* _STORED ROWS_
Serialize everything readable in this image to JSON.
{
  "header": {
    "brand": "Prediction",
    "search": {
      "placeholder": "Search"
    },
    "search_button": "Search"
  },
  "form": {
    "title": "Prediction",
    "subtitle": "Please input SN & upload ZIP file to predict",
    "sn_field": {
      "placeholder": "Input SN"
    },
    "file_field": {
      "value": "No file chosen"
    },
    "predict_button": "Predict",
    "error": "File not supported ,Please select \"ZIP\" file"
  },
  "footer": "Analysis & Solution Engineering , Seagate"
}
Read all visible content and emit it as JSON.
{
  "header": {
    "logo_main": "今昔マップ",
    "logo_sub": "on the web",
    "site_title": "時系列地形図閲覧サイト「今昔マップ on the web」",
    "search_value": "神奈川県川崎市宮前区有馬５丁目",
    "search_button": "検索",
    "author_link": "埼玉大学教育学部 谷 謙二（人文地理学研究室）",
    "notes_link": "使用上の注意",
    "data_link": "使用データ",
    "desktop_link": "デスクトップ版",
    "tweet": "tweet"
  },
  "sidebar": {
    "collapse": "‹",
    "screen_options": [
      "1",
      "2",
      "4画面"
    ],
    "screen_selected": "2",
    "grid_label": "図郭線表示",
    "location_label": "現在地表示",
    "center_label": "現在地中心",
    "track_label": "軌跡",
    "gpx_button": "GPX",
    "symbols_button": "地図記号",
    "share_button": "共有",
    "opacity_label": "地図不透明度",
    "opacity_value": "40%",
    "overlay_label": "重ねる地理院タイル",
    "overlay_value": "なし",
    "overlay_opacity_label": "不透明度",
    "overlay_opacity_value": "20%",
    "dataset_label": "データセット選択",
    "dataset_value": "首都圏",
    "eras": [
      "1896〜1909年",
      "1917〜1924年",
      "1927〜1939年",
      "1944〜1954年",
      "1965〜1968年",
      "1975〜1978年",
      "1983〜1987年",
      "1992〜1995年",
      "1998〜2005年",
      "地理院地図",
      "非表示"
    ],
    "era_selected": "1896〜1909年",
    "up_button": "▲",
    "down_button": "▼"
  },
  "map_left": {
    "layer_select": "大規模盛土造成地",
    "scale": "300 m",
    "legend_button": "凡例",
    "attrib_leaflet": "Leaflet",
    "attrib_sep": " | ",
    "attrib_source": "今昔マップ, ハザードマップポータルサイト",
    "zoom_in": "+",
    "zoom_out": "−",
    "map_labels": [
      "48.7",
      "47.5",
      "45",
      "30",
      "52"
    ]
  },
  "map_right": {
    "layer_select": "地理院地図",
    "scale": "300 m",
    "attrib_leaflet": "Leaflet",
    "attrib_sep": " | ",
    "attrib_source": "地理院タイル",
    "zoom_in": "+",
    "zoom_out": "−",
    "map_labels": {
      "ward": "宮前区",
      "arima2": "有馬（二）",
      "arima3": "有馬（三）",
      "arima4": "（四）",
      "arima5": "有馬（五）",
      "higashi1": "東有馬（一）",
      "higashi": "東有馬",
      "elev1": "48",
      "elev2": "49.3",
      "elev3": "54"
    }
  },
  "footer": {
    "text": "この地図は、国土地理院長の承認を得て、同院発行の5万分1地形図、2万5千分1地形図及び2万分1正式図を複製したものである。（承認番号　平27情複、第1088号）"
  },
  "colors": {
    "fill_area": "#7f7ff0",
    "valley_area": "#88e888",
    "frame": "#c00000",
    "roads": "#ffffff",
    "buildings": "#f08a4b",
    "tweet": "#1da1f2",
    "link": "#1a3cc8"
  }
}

--

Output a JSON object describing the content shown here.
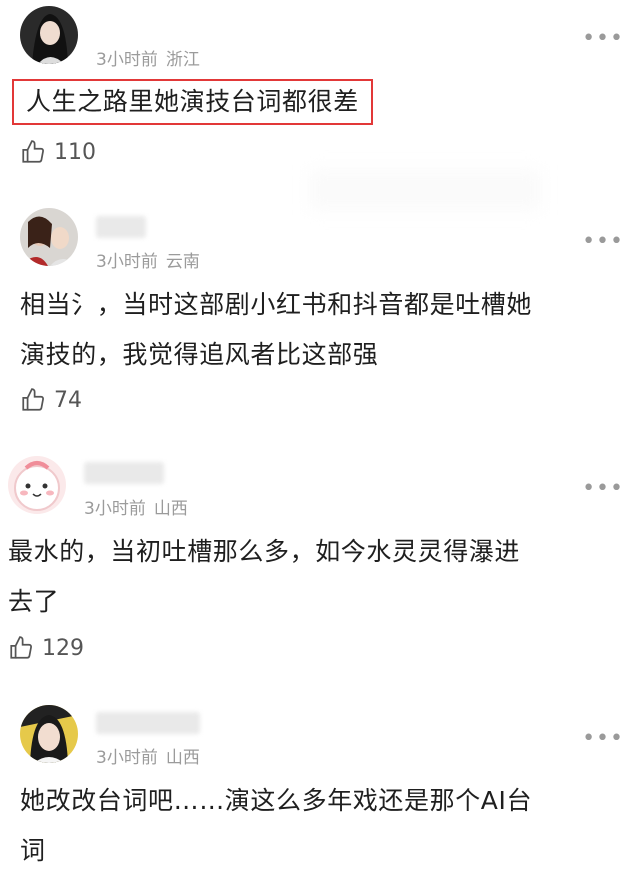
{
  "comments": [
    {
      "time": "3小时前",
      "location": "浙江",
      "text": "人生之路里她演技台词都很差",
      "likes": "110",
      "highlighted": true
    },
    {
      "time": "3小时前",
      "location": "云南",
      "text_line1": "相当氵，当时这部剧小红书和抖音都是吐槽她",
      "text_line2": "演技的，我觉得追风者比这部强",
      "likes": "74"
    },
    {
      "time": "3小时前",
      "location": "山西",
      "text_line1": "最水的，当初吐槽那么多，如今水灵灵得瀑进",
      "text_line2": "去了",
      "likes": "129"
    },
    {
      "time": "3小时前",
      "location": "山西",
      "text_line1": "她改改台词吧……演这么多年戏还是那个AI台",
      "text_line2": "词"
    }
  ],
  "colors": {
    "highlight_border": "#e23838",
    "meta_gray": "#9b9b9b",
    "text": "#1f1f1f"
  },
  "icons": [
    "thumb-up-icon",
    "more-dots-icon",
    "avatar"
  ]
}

...

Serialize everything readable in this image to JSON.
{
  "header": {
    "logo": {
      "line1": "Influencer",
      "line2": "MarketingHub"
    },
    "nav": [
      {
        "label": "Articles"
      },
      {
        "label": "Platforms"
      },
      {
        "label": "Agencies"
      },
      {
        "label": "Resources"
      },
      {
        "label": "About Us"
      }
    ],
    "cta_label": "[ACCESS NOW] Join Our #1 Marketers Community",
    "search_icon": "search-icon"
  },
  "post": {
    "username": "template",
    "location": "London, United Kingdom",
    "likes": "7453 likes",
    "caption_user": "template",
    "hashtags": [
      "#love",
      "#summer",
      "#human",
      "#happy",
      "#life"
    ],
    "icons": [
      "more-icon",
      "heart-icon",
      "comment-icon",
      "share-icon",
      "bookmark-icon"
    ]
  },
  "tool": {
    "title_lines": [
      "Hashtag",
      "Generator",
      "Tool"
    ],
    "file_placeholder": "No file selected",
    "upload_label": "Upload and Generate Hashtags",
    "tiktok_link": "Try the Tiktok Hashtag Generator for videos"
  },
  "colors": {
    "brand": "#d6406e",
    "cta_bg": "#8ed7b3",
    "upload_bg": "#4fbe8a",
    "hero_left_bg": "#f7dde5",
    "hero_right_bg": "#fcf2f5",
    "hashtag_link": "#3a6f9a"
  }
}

* _WHAT THE TASK ASKS_
List all lines above in which the string "Please" appears.

* _OUTPUT_
    "subtitle": "Please input SN & upload ZIP file to predict",
    "error": "File not supported ,Please select \"ZIP\" file"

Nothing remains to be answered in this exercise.